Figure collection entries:
-------------------------

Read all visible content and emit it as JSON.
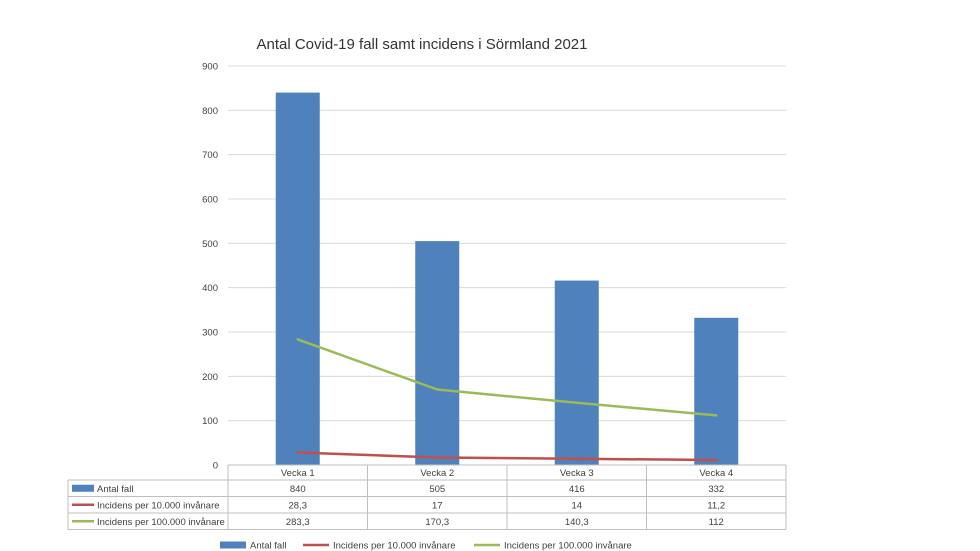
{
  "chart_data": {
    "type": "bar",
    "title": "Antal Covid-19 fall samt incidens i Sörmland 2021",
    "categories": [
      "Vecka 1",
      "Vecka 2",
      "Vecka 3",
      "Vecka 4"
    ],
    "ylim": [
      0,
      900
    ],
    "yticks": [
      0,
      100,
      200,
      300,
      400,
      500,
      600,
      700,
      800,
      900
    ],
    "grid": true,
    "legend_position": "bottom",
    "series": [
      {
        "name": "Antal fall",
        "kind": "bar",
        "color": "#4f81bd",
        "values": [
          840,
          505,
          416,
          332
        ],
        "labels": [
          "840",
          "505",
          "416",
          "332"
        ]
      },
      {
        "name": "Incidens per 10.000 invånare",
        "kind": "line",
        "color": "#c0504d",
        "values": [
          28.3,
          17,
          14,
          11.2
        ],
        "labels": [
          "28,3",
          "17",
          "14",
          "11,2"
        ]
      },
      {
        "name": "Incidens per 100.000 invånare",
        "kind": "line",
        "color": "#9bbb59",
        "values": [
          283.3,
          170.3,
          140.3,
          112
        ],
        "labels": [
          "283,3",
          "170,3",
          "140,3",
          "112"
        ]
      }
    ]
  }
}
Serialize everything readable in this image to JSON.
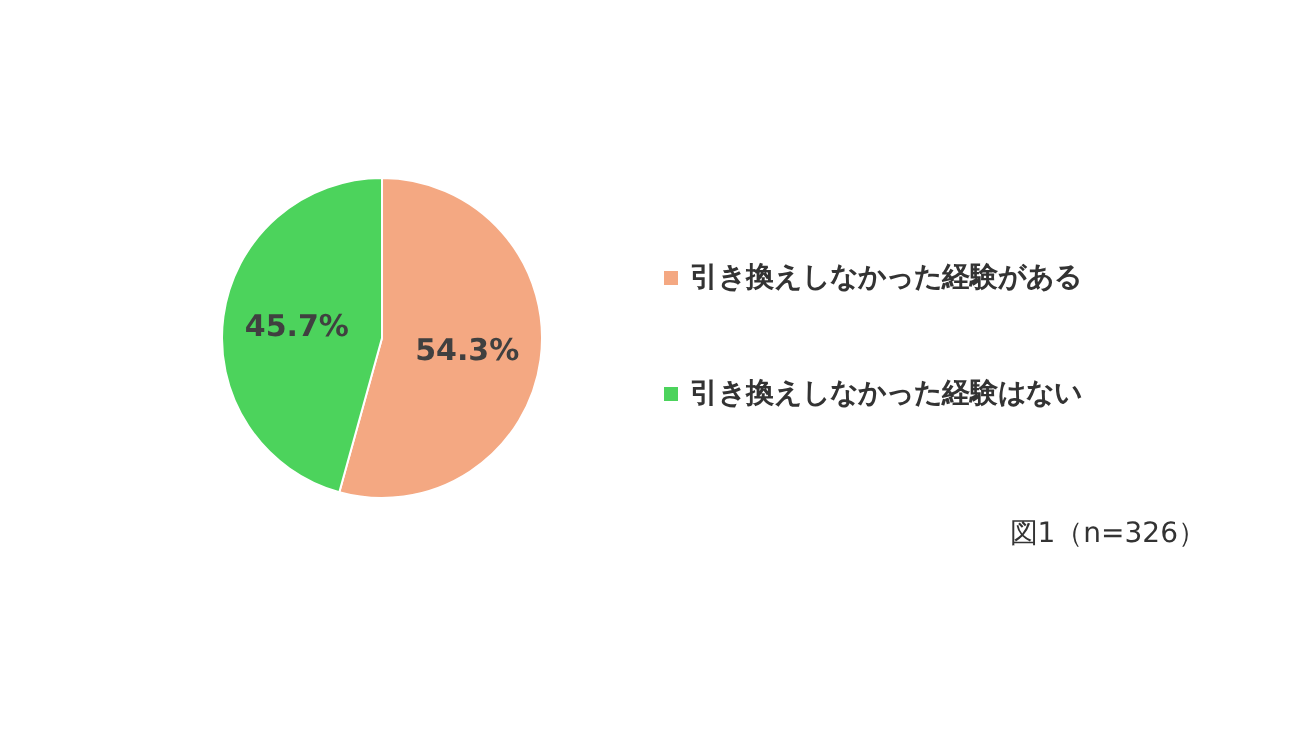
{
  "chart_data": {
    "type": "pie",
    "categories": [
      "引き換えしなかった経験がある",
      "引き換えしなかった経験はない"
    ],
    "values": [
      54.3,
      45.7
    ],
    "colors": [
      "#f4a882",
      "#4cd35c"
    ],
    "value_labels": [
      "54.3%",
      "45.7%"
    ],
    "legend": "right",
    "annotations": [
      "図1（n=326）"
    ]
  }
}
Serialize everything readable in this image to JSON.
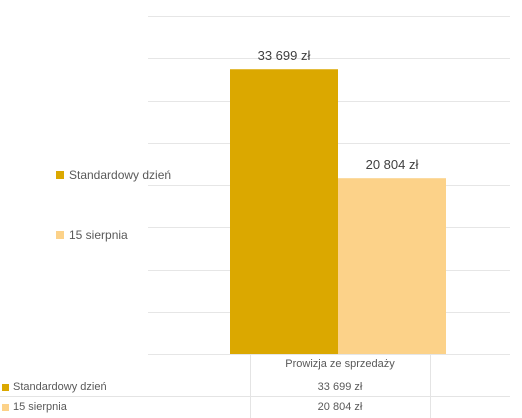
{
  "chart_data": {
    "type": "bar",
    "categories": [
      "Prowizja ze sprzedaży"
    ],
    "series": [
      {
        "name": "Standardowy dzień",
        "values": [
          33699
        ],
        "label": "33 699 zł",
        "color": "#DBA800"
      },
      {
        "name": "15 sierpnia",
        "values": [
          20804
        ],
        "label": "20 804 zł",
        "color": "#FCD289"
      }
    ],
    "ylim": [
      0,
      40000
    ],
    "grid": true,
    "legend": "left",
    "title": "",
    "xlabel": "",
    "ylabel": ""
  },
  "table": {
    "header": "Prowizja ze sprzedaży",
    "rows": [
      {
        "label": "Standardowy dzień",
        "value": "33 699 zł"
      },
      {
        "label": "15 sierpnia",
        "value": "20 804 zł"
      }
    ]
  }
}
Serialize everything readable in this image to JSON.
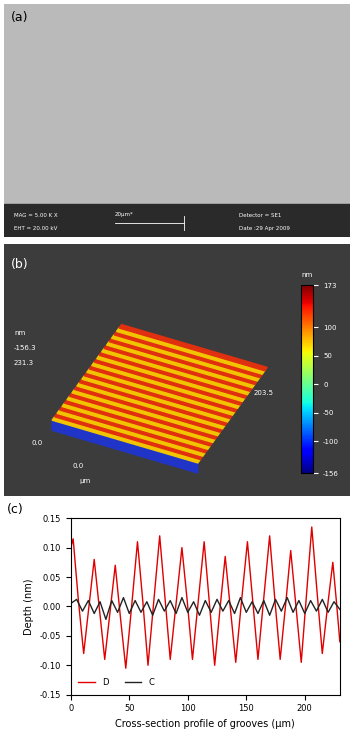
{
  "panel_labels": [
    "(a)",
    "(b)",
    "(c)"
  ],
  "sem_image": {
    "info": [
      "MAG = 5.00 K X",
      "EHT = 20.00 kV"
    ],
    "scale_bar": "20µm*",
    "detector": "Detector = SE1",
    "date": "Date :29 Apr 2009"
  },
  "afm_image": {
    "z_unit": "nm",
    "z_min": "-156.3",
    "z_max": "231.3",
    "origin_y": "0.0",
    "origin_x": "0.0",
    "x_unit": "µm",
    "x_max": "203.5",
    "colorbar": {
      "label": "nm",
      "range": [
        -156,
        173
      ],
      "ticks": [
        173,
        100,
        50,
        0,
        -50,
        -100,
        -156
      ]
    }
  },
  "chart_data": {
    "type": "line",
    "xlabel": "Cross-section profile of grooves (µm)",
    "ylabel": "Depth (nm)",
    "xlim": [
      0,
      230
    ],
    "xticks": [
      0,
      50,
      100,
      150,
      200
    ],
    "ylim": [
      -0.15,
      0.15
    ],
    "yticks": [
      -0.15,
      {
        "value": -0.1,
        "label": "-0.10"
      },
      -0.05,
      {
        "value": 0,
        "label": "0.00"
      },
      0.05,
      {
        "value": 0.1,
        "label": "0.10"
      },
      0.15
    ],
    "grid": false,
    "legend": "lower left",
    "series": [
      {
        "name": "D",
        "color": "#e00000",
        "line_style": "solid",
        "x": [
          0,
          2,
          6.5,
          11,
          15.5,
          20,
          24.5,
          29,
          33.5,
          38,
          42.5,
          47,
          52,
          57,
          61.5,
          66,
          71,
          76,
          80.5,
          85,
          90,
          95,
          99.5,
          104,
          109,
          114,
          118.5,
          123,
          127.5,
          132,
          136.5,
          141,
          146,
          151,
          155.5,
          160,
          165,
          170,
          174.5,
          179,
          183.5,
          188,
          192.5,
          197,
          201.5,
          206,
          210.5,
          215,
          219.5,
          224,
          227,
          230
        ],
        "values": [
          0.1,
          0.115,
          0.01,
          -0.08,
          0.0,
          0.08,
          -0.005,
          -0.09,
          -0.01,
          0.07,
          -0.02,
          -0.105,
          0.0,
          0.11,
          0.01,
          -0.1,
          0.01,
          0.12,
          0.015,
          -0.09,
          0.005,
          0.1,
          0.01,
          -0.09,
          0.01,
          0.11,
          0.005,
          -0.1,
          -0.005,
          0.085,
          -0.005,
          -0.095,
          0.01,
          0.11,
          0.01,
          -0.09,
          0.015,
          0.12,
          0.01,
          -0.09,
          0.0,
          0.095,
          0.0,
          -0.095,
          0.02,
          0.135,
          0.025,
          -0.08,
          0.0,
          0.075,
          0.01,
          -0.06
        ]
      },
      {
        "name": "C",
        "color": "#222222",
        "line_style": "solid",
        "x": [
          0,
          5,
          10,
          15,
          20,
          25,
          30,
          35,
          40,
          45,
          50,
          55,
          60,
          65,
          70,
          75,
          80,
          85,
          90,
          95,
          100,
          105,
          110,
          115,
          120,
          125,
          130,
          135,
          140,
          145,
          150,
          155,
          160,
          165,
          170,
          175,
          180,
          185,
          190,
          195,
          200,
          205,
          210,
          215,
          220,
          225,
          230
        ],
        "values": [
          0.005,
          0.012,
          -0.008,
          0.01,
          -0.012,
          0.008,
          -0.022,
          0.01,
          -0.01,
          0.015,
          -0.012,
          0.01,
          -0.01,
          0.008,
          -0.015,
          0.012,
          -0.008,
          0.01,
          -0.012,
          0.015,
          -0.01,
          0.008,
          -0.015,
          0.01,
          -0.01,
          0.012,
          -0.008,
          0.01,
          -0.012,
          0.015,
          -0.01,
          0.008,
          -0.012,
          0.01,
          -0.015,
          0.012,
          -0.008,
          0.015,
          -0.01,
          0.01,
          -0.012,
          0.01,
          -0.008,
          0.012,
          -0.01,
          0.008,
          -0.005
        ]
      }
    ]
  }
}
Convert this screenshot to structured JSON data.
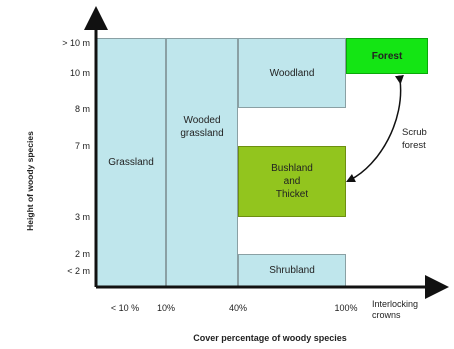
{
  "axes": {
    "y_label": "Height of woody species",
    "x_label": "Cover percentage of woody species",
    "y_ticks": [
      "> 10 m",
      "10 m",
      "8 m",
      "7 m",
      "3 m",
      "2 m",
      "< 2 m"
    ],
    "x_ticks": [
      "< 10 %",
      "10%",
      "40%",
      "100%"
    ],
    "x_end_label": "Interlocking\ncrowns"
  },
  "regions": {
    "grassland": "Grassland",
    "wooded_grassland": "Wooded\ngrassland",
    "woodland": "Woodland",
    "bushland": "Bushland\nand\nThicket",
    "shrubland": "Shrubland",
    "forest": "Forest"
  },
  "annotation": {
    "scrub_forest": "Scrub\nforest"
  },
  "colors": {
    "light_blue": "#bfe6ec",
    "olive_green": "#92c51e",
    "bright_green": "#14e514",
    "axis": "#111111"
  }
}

-------------------------

** TASK TO CARRY OUT **
Transcribe the complete set of entries verbatim. No pictures belong in the copy.

** RESPONSE **
Read all visible content and emit it as JSON.
{
  "chart_data": {
    "type": "bar",
    "title": "Antal Covid-19 fall samt incidens i Sörmland 2021",
    "categories": [
      "Vecka 1",
      "Vecka 2",
      "Vecka 3",
      "Vecka 4"
    ],
    "ylim": [
      0,
      900
    ],
    "yticks": [
      0,
      100,
      200,
      300,
      400,
      500,
      600,
      700,
      800,
      900
    ],
    "grid": true,
    "legend_position": "bottom",
    "series": [
      {
        "name": "Antal fall",
        "kind": "bar",
        "color": "#4f81bd",
        "values": [
          840,
          505,
          416,
          332
        ],
        "labels": [
          "840",
          "505",
          "416",
          "332"
        ]
      },
      {
        "name": "Incidens per 10.000 invånare",
        "kind": "line",
        "color": "#c0504d",
        "values": [
          28.3,
          17,
          14,
          11.2
        ],
        "labels": [
          "28,3",
          "17",
          "14",
          "11,2"
        ]
      },
      {
        "name": "Incidens per 100.000 invånare",
        "kind": "line",
        "color": "#9bbb59",
        "values": [
          283.3,
          170.3,
          140.3,
          112
        ],
        "labels": [
          "283,3",
          "170,3",
          "140,3",
          "112"
        ]
      }
    ]
  }
}
Serialize everything readable in this image to JSON.
{
  "chart_data": {
    "type": "pie",
    "categories": [
      "引き換えしなかった経験がある",
      "引き換えしなかった経験はない"
    ],
    "values": [
      54.3,
      45.7
    ],
    "colors": [
      "#f4a882",
      "#4cd35c"
    ],
    "value_labels": [
      "54.3%",
      "45.7%"
    ],
    "legend": "right",
    "annotations": [
      "図1（n=326）"
    ]
  }
}
Serialize everything readable in this image to JSON.
{
  "chart_data": {
    "type": "bar",
    "categories": [
      "Prowizja ze sprzedaży"
    ],
    "series": [
      {
        "name": "Standardowy dzień",
        "values": [
          33699
        ],
        "label": "33 699 zł",
        "color": "#DBA800"
      },
      {
        "name": "15 sierpnia",
        "values": [
          20804
        ],
        "label": "20 804 zł",
        "color": "#FCD289"
      }
    ],
    "ylim": [
      0,
      40000
    ],
    "grid": true,
    "legend": "left",
    "title": "",
    "xlabel": "",
    "ylabel": ""
  },
  "table": {
    "header": "Prowizja ze sprzedaży",
    "rows": [
      {
        "label": "Standardowy dzień",
        "value": "33 699 zł"
      },
      {
        "label": "15 sierpnia",
        "value": "20 804 zł"
      }
    ]
  }
}
Serialize everything readable in this image to JSON.
{
  "panel_labels": [
    "(a)",
    "(b)",
    "(c)"
  ],
  "sem_image": {
    "info": [
      "MAG = 5.00 K X",
      "EHT = 20.00 kV"
    ],
    "scale_bar": "20µm*",
    "detector": "Detector = SE1",
    "date": "Date :29 Apr 2009"
  },
  "afm_image": {
    "z_unit": "nm",
    "z_min": "-156.3",
    "z_max": "231.3",
    "origin_y": "0.0",
    "origin_x": "0.0",
    "x_unit": "µm",
    "x_max": "203.5",
    "colorbar": {
      "label": "nm",
      "range": [
        -156,
        173
      ],
      "ticks": [
        173,
        100,
        50,
        0,
        -50,
        -100,
        -156
      ]
    }
  },
  "chart_data": {
    "type": "line",
    "xlabel": "Cross-section profile of grooves (µm)",
    "ylabel": "Depth (nm)",
    "xlim": [
      0,
      230
    ],
    "xticks": [
      0,
      50,
      100,
      150,
      200
    ],
    "ylim": [
      -0.15,
      0.15
    ],
    "yticks": [
      -0.15,
      {
        "value": -0.1,
        "label": "-0.10"
      },
      -0.05,
      {
        "value": 0,
        "label": "0.00"
      },
      0.05,
      {
        "value": 0.1,
        "label": "0.10"
      },
      0.15
    ],
    "grid": false,
    "legend": "lower left",
    "series": [
      {
        "name": "D",
        "color": "#e00000",
        "line_style": "solid",
        "x": [
          0,
          2,
          6.5,
          11,
          15.5,
          20,
          24.5,
          29,
          33.5,
          38,
          42.5,
          47,
          52,
          57,
          61.5,
          66,
          71,
          76,
          80.5,
          85,
          90,
          95,
          99.5,
          104,
          109,
          114,
          118.5,
          123,
          127.5,
          132,
          136.5,
          141,
          146,
          151,
          155.5,
          160,
          165,
          170,
          174.5,
          179,
          183.5,
          188,
          192.5,
          197,
          201.5,
          206,
          210.5,
          215,
          219.5,
          224,
          227,
          230
        ],
        "values": [
          0.1,
          0.115,
          0.01,
          -0.08,
          0.0,
          0.08,
          -0.005,
          -0.09,
          -0.01,
          0.07,
          -0.02,
          -0.105,
          0.0,
          0.11,
          0.01,
          -0.1,
          0.01,
          0.12,
          0.015,
          -0.09,
          0.005,
          0.1,
          0.01,
          -0.09,
          0.01,
          0.11,
          0.005,
          -0.1,
          -0.005,
          0.085,
          -0.005,
          -0.095,
          0.01,
          0.11,
          0.01,
          -0.09,
          0.015,
          0.12,
          0.01,
          -0.09,
          0.0,
          0.095,
          0.0,
          -0.095,
          0.02,
          0.135,
          0.025,
          -0.08,
          0.0,
          0.075,
          0.01,
          -0.06
        ]
      },
      {
        "name": "C",
        "color": "#222222",
        "line_style": "solid",
        "x": [
          0,
          5,
          10,
          15,
          20,
          25,
          30,
          35,
          40,
          45,
          50,
          55,
          60,
          65,
          70,
          75,
          80,
          85,
          90,
          95,
          100,
          105,
          110,
          115,
          120,
          125,
          130,
          135,
          140,
          145,
          150,
          155,
          160,
          165,
          170,
          175,
          180,
          185,
          190,
          195,
          200,
          205,
          210,
          215,
          220,
          225,
          230
        ],
        "values": [
          0.005,
          0.012,
          -0.008,
          0.01,
          -0.012,
          0.008,
          -0.022,
          0.01,
          -0.01,
          0.015,
          -0.012,
          0.01,
          -0.01,
          0.008,
          -0.015,
          0.012,
          -0.008,
          0.01,
          -0.012,
          0.015,
          -0.01,
          0.008,
          -0.015,
          0.01,
          -0.01,
          0.012,
          -0.008,
          0.01,
          -0.012,
          0.015,
          -0.01,
          0.008,
          -0.012,
          0.01,
          -0.015,
          0.012,
          -0.008,
          0.015,
          -0.01,
          0.01,
          -0.012,
          0.01,
          -0.008,
          0.012,
          -0.01,
          0.008,
          -0.005
        ]
      }
    ]
  }
}
Convert this screenshot to structured JSON data.
{
  "axes": {
    "y_label": "Height of woody species",
    "x_label": "Cover percentage of woody species",
    "y_ticks": [
      "> 10 m",
      "10 m",
      "8 m",
      "7 m",
      "3 m",
      "2 m",
      "< 2 m"
    ],
    "x_ticks": [
      "< 10 %",
      "10%",
      "40%",
      "100%"
    ],
    "x_end_label": "Interlocking\ncrowns"
  },
  "regions": {
    "grassland": "Grassland",
    "wooded_grassland": "Wooded\ngrassland",
    "woodland": "Woodland",
    "bushland": "Bushland\nand\nThicket",
    "shrubland": "Shrubland",
    "forest": "Forest"
  },
  "annotation": {
    "scrub_forest": "Scrub\nforest"
  },
  "colors": {
    "light_blue": "#bfe6ec",
    "olive_green": "#92c51e",
    "bright_green": "#14e514",
    "axis": "#111111"
  }
}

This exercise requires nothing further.